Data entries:

_ _ _

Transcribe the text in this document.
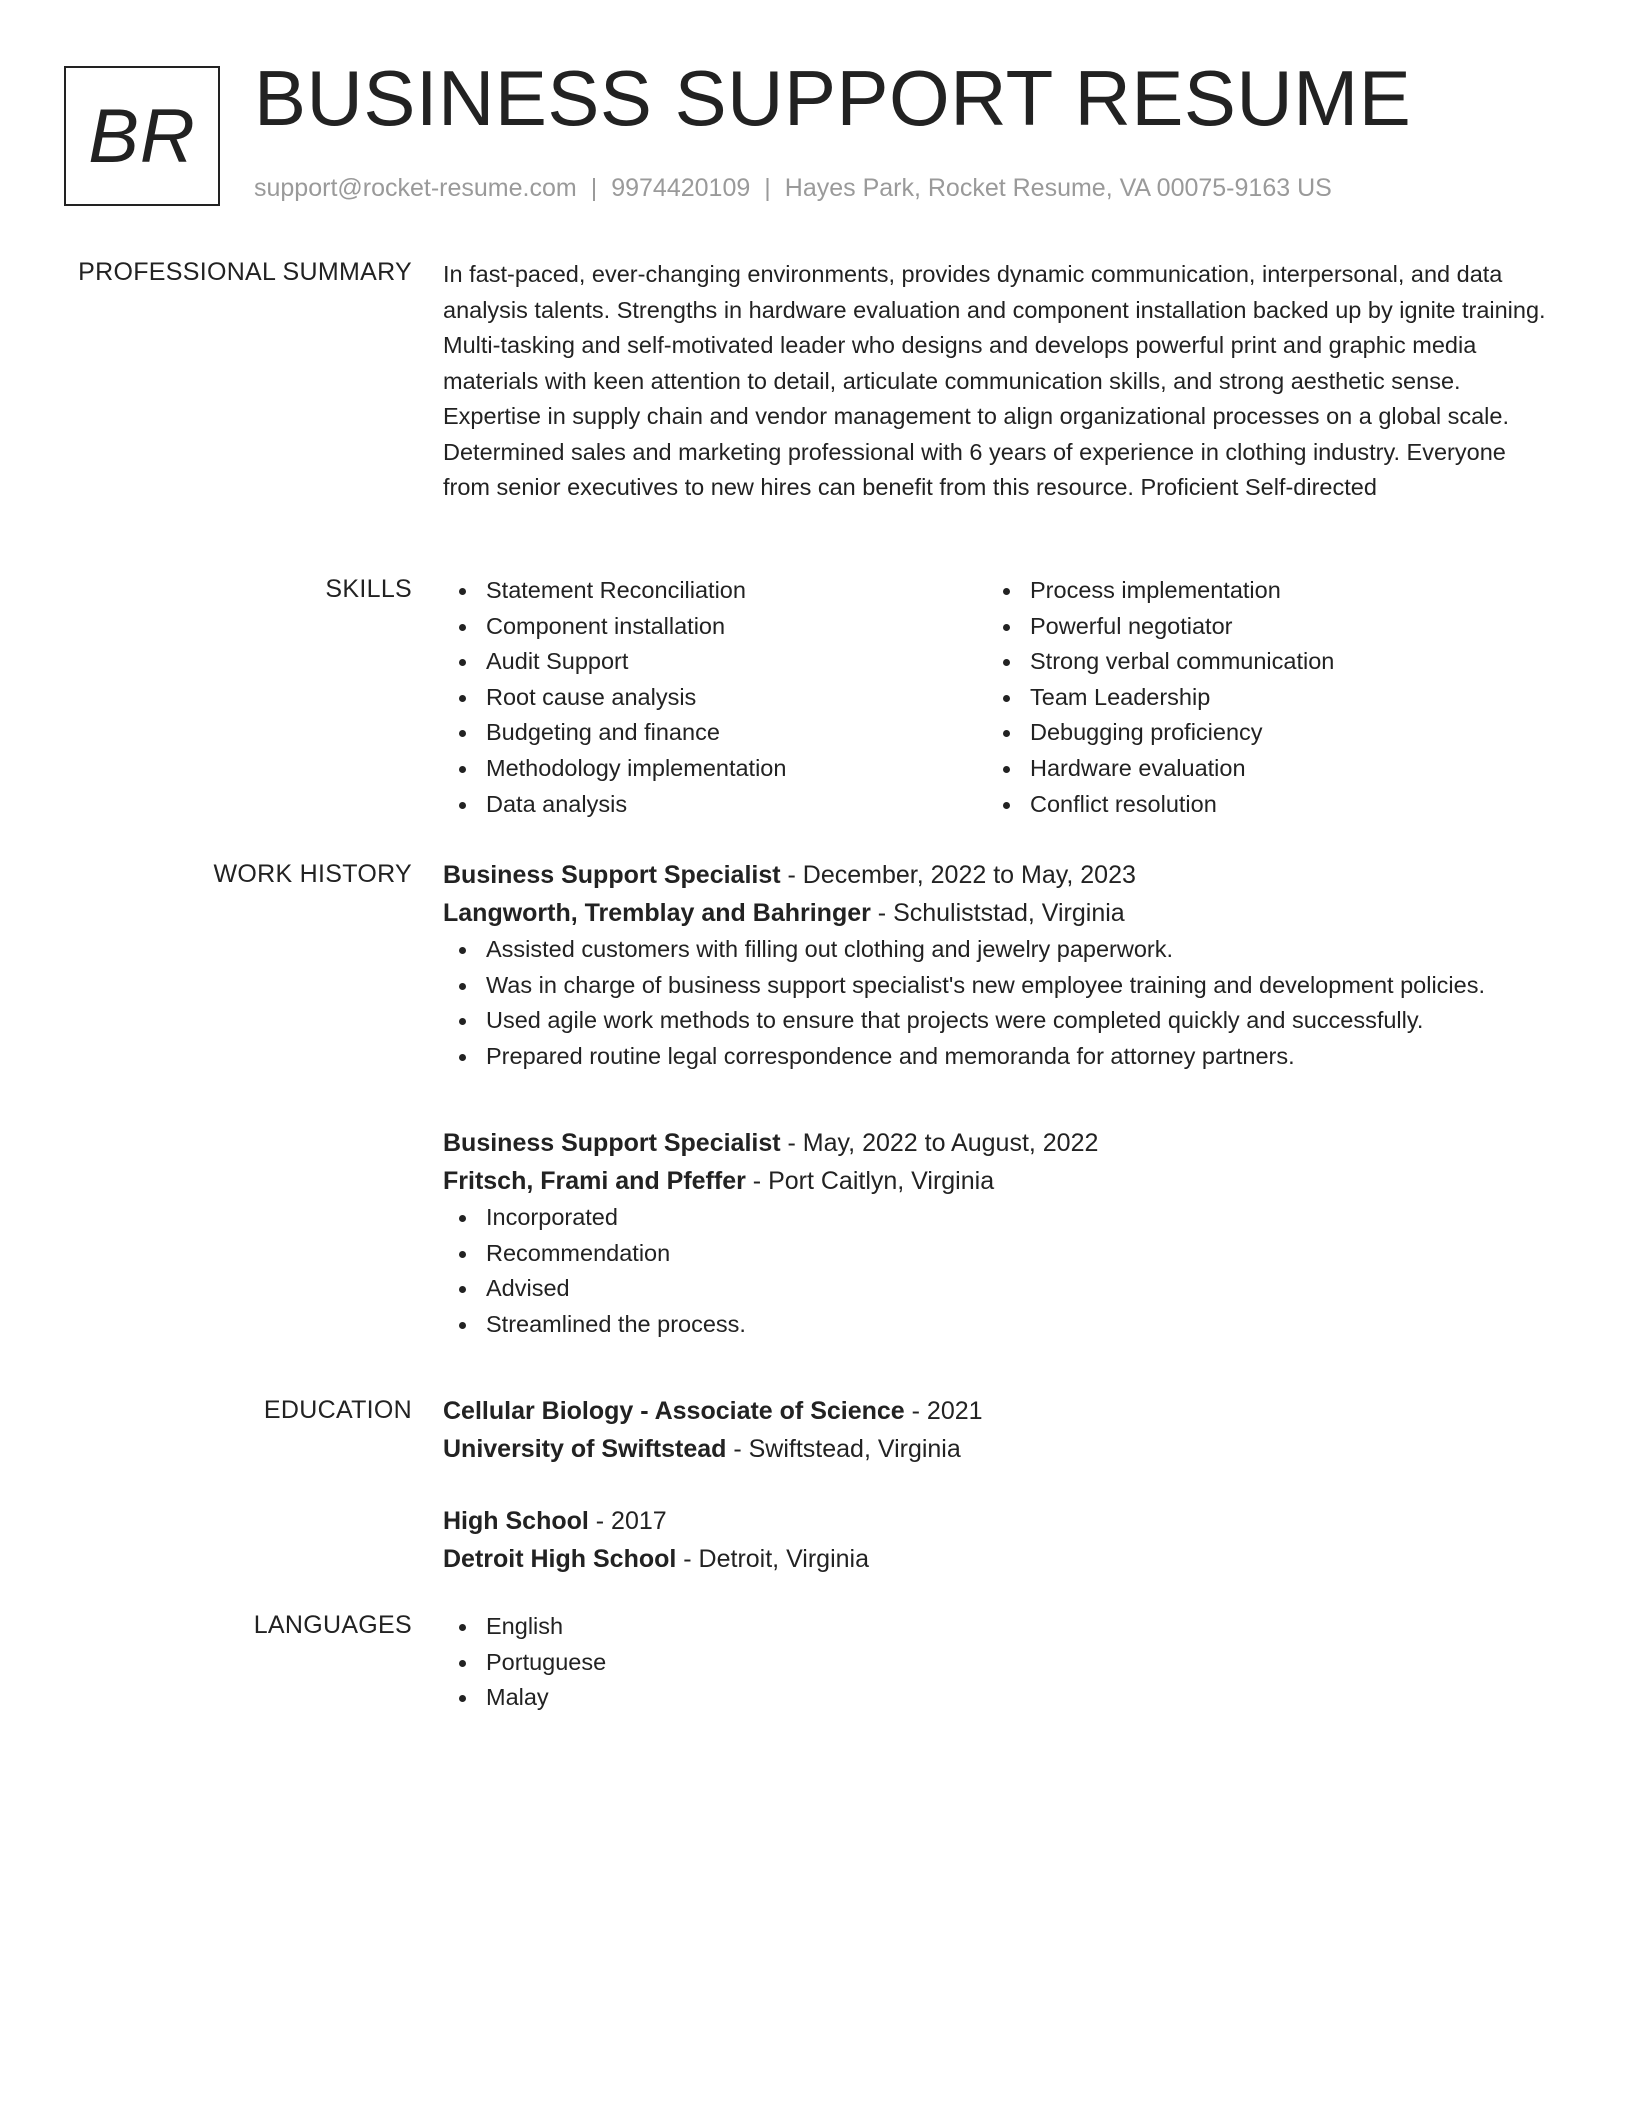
BR BUSINESS SUPPORT RESUME
support@rocket-resume.com | 9974420109 | Hayes Park, Rocket Resume, VA 00075-9163 US
PROFESSIONAL SUMMARY In fast-paced, ever-changing environments, provides dynamic communication, interpersonal, and data analysis talents. Strengths in hardware evaluation and component installation backed up by ignite training. Multi-tasking and self-motivated leader who designs and develops powerful print and graphic media materials with keen attention to detail, articulate communication skills, and strong aesthetic sense. Expertise in supply chain and vendor management to align organizational processes on a global scale. Determined sales and marketing professional with 6 years of experience in clothing industry. Everyone from senior executives to new hires can benefit from this resource. Proficient Self-directed
SKILLS	Statement Reconciliation
Component installation
Audit Support
Root cause analysis
Budgeting and finance
Methodology implementation
Data analysis
Process implementation
Powerful negotiator
Strong verbal communication
Team Leadership
Debugging proficiency
Hardware evaluation
Conflict resolution
WORK HISTORY Business Support Specialist - December, 2022 to May, 2023
Langworth, Tremblay and Bahringer - Schuliststad, Virginia
Assisted customers with filling out clothing and jewelry paperwork.
Was in charge of business support specialist's new employee training and development policies.
Used agile work methods to ensure that projects were completed quickly and successfully.
Prepared routine legal correspondence and memoranda for attorney partners.
Business Support Specialist - May, 2022 to August, 2022
Fritsch, Frami and Pfeffer - Port Caitlyn, Virginia
Incorporated
Recommendation
Advised
Streamlined the process.
EDUCATION Cellular Biology - Associate of Science - 2021
University of Swiftstead - Swiftstead, Virginia
High School - 2017
Detroit High School - Detroit, Virginia
LANGUAGES	English
Portuguese
Malay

_ _ _

> **DIRECTIONS FOR THIS TASK**
Quote the listing above in full, except for the pictures.

> **TASK OUTPUT**
Transcribe the text in this document.
BR BUSINESS SUPPORT RESUME
support@rocket-resume.com | 9974420109 | Hayes Park, Rocket Resume, VA 00075-9163 US
PROFESSIONAL SUMMARY In fast-paced, ever-changing environments, provides dynamic communication, interpersonal, and data analysis talents. Strengths in hardware evaluation and component installation backed up by ignite training. Multi-tasking and self-motivated leader who designs and develops powerful print and graphic media materials with keen attention to detail, articulate communication skills, and strong aesthetic sense. Expertise in supply chain and vendor management to align organizational processes on a global scale. Determined sales and marketing professional with 6 years of experience in clothing industry. Everyone from senior executives to new hires can benefit from this resource. Proficient Self-directed
SKILLS	Statement Reconciliation
Component installation
Audit Support
Root cause analysis
Budgeting and finance
Methodology implementation
Data analysis
Process implementation
Powerful negotiator
Strong verbal communication
Team Leadership
Debugging proficiency
Hardware evaluation
Conflict resolution
WORK HISTORY Business Support Specialist - December, 2022 to May, 2023
Langworth, Tremblay and Bahringer - Schuliststad, Virginia
Assisted customers with filling out clothing and jewelry paperwork.
Was in charge of business support specialist's new employee training and development policies.
Used agile work methods to ensure that projects were completed quickly and successfully.
Prepared routine legal correspondence and memoranda for attorney partners.
Business Support Specialist - May, 2022 to August, 2022
Fritsch, Frami and Pfeffer - Port Caitlyn, Virginia
Incorporated
Recommendation
Advised
Streamlined the process.
EDUCATION Cellular Biology - Associate of Science - 2021
University of Swiftstead - Swiftstead, Virginia
High School - 2017
Detroit High School - Detroit, Virginia
LANGUAGES	English
Portuguese
Malay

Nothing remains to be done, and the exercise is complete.